▸ **EXERCISE GOAL**
Search the listing for "this" and copy every line where it appears.

▸ **DATASET RECORDS**
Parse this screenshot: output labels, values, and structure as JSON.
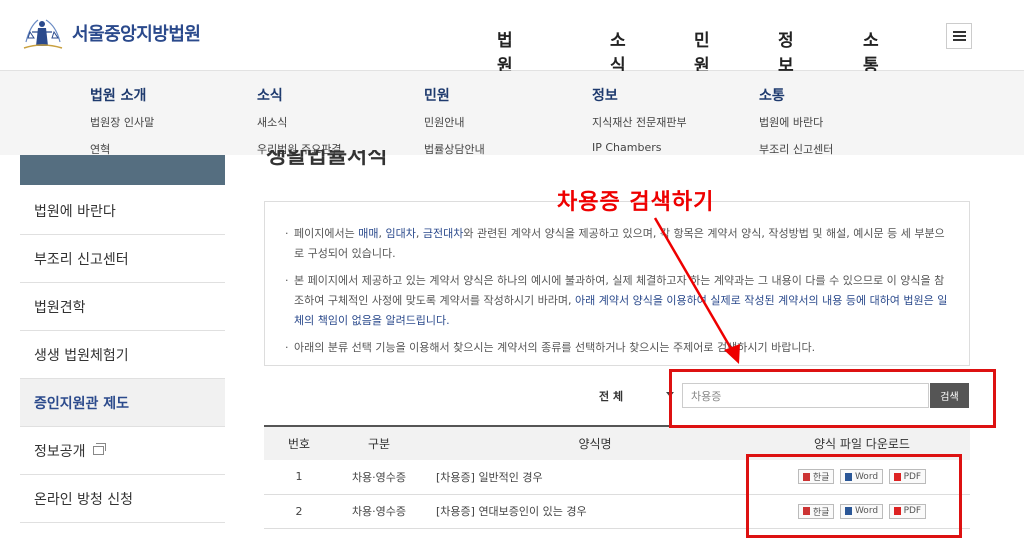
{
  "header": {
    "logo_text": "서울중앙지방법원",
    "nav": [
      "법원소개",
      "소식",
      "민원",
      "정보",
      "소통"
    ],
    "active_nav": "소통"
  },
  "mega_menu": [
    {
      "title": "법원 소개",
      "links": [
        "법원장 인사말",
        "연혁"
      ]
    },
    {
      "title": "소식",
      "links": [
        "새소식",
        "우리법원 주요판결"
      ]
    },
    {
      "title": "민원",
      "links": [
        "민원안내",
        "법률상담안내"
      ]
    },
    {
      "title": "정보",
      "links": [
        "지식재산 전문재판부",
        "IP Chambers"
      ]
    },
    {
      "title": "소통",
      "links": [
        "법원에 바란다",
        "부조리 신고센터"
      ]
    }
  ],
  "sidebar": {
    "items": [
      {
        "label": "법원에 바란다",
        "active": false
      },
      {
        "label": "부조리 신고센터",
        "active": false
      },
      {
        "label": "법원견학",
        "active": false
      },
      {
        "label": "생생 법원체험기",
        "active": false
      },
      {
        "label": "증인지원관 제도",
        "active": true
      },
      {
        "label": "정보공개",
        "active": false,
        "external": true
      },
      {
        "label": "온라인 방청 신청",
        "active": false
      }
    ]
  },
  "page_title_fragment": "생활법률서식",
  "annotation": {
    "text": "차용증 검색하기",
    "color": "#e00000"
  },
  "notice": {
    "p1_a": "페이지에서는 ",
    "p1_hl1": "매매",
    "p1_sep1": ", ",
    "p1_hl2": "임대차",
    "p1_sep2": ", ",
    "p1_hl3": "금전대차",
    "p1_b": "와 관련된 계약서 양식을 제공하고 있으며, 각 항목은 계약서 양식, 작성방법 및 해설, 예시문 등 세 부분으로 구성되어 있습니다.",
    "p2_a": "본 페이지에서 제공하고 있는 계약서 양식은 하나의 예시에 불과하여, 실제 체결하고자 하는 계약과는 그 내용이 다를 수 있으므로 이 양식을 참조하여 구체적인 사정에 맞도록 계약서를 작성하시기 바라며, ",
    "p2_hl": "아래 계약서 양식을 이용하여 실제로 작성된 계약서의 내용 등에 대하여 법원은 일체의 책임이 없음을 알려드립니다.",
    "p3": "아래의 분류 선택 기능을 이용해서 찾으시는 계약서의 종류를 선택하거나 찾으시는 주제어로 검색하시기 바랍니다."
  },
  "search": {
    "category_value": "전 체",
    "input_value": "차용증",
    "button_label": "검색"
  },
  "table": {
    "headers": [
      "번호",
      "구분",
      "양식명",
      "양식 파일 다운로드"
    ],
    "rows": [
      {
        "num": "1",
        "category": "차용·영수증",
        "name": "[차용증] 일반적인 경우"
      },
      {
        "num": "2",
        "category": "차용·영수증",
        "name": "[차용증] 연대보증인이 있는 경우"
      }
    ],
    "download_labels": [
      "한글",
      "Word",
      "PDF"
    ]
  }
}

--

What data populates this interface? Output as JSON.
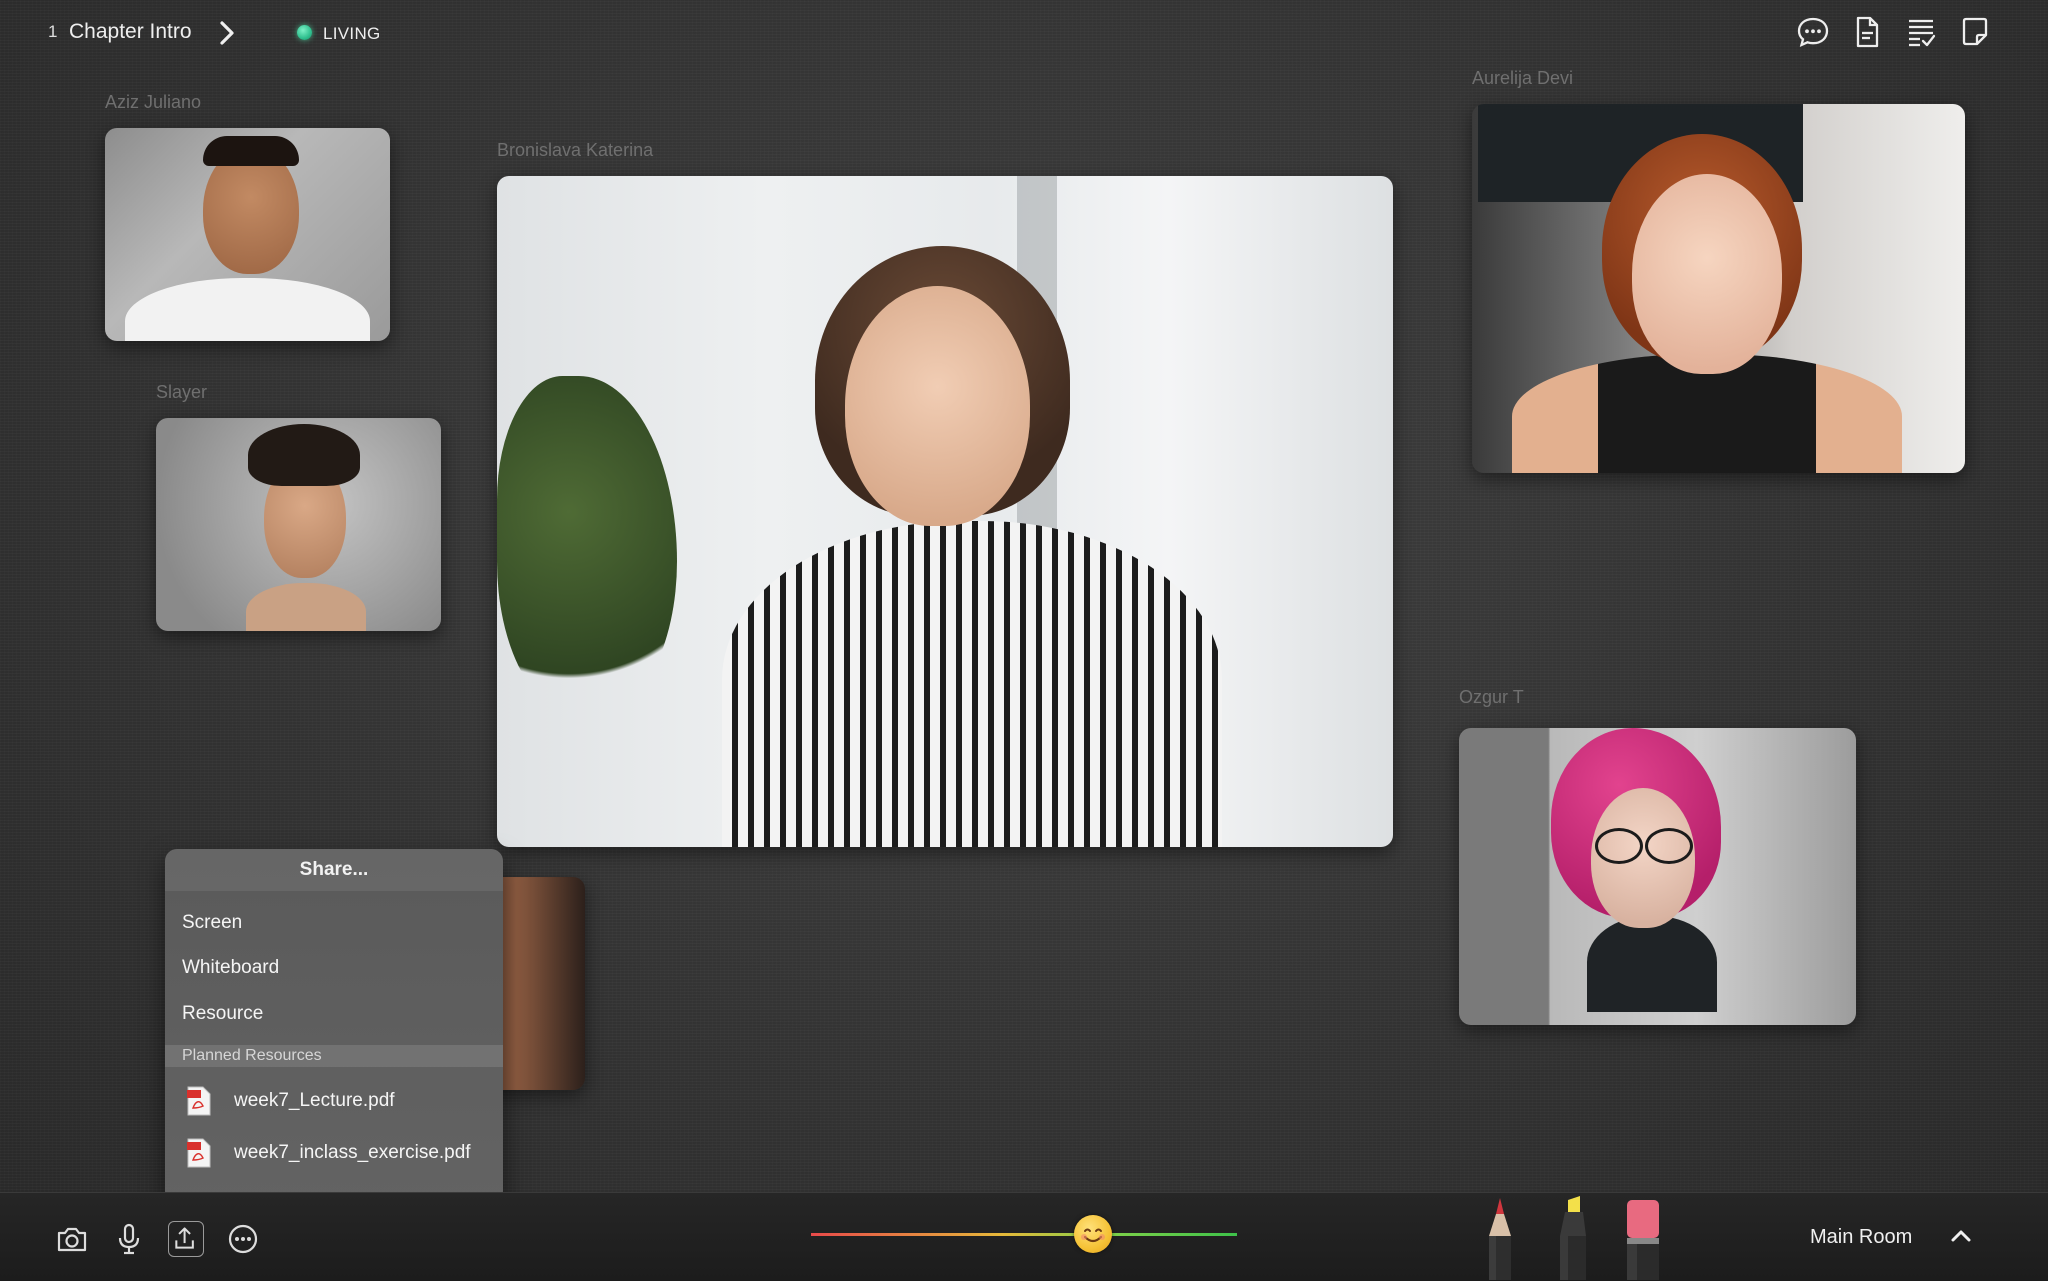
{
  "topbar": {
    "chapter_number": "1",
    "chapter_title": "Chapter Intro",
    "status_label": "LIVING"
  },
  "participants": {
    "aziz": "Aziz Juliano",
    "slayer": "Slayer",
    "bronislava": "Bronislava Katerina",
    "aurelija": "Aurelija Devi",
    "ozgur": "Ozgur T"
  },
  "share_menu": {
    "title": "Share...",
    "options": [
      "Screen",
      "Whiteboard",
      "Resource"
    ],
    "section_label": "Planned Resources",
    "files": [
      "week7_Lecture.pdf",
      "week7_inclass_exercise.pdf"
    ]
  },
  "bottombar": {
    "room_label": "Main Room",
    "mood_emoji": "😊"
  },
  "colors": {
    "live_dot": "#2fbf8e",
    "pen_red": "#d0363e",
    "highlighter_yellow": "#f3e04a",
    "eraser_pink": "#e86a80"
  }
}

▸ **EXERCISE RESPONSE**
Parse this screenshot: output labels, values, and structure as JSON.
What data populates this interface? Output as JSON.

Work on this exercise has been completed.